## Begin

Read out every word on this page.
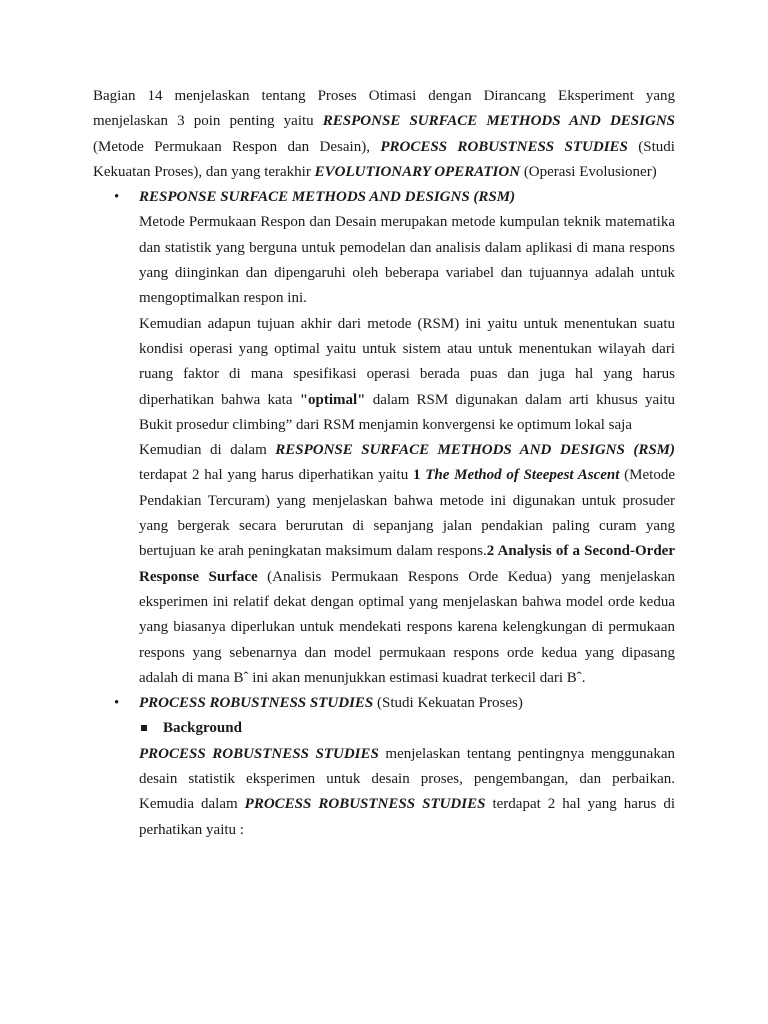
Bagian 14 menjelaskan tentang Proses Otimasi dengan Dirancang Eksperiment yang menjelaskan 3 poin penting yaitu RESPONSE SURFACE METHODS AND DESIGNS (Metode Permukaan Respon dan Desain), PROCESS ROBUSTNESS STUDIES (Studi Kekuatan Proses), dan yang terakhir EVOLUTIONARY OPERATION (Operasi Evolusioner)

• RESPONSE SURFACE METHODS AND DESIGNS (RSM)

Metode Permukaan Respon dan Desain merupakan metode kumpulan teknik matematika dan statistik yang berguna untuk pemodelan dan analisis dalam aplikasi di mana respons yang diinginkan dan dipengaruhi oleh beberapa variabel dan tujuannya adalah untuk mengoptimalkan respon ini.

Kemudian adapun tujuan akhir dari metode (RSM) ini yaitu untuk menentukan suatu kondisi operasi yang optimal yaitu untuk sistem atau untuk menentukan wilayah dari ruang faktor di mana spesifikasi operasi berada puas dan juga hal yang harus diperhatikan bahwa kata "optimal" dalam RSM digunakan dalam arti khusus yaitu Bukit prosedur climbing” dari RSM menjamin konvergensi ke optimum lokal saja

Kemudian di dalam RESPONSE SURFACE METHODS AND DESIGNS (RSM) terdapat 2 hal yang harus diperhatikan yaitu 1 The Method of Steepest Ascent (Metode Pendakian Tercuram) yang menjelaskan bahwa metode ini digunakan untuk prosuder yang bergerak secara berurutan di sepanjang jalan pendakian paling curam yang bertujuan ke arah peningkatan maksimum dalam respons.2 Analysis of a Second-Order Response Surface (Analisis Permukaan Respons Orde Kedua) yang menjelaskan eksperimen ini relatif dekat dengan optimal yang menjelaskan bahwa model orde kedua yang biasanya diperlukan untuk mendekati respons karena kelengkungan di permukaan respons yang sebenarnya dan model permukaan respons orde kedua yang dipasang adalah di mana Bˆ ini akan menunjukkan estimasi kuadrat terkecil dari Bˆ.

• PROCESS ROBUSTNESS STUDIES (Studi Kekuatan Proses)
Background

PROCESS ROBUSTNESS STUDIES menjelaskan tentang pentingnya menggunakan desain statistik eksperimen untuk desain proses, pengembangan, dan perbaikan. Kemudia dalam PROCESS ROBUSTNESS STUDIES terdapat 2 hal yang harus di perhatikan yaitu :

## End

(Written exercise)
Find every line that holds "diperhatikan" and copy it.

(Output)
Kemudian adapun tujuan akhir dari metode (RSM) ini yaitu untuk menentukan suatu kondisi operasi yang optimal yaitu untuk sistem atau untuk menentukan wilayah dari ruang faktor di mana spesifikasi operasi berada puas dan juga hal yang harus diperhatikan bahwa kata "optimal" dalam RSM digunakan dalam arti khusus yaitu Bukit prosedur climbing” dari RSM menjamin konvergensi ke optimum lokal saja
Kemudian di dalam RESPONSE SURFACE METHODS AND DESIGNS (RSM) terdapat 2 hal yang harus diperhatikan yaitu 1 The Method of Steepest Ascent (Metode Pendakian Tercuram) yang menjelaskan bahwa metode ini digunakan untuk prosuder yang bergerak secara berurutan di sepanjang jalan pendakian paling curam yang bertujuan ke arah peningkatan maksimum dalam respons.2 Analysis of a Second-Order Response Surface (Analisis Permukaan Respons Orde Kedua) yang menjelaskan eksperimen ini relatif dekat dengan optimal yang menjelaskan bahwa model orde kedua yang biasanya diperlukan untuk mendekati respons karena kelengkungan di permukaan respons yang sebenarnya dan model permukaan respons orde kedua yang dipasang adalah di mana Bˆ ini akan menunjukkan estimasi kuadrat terkecil dari Bˆ.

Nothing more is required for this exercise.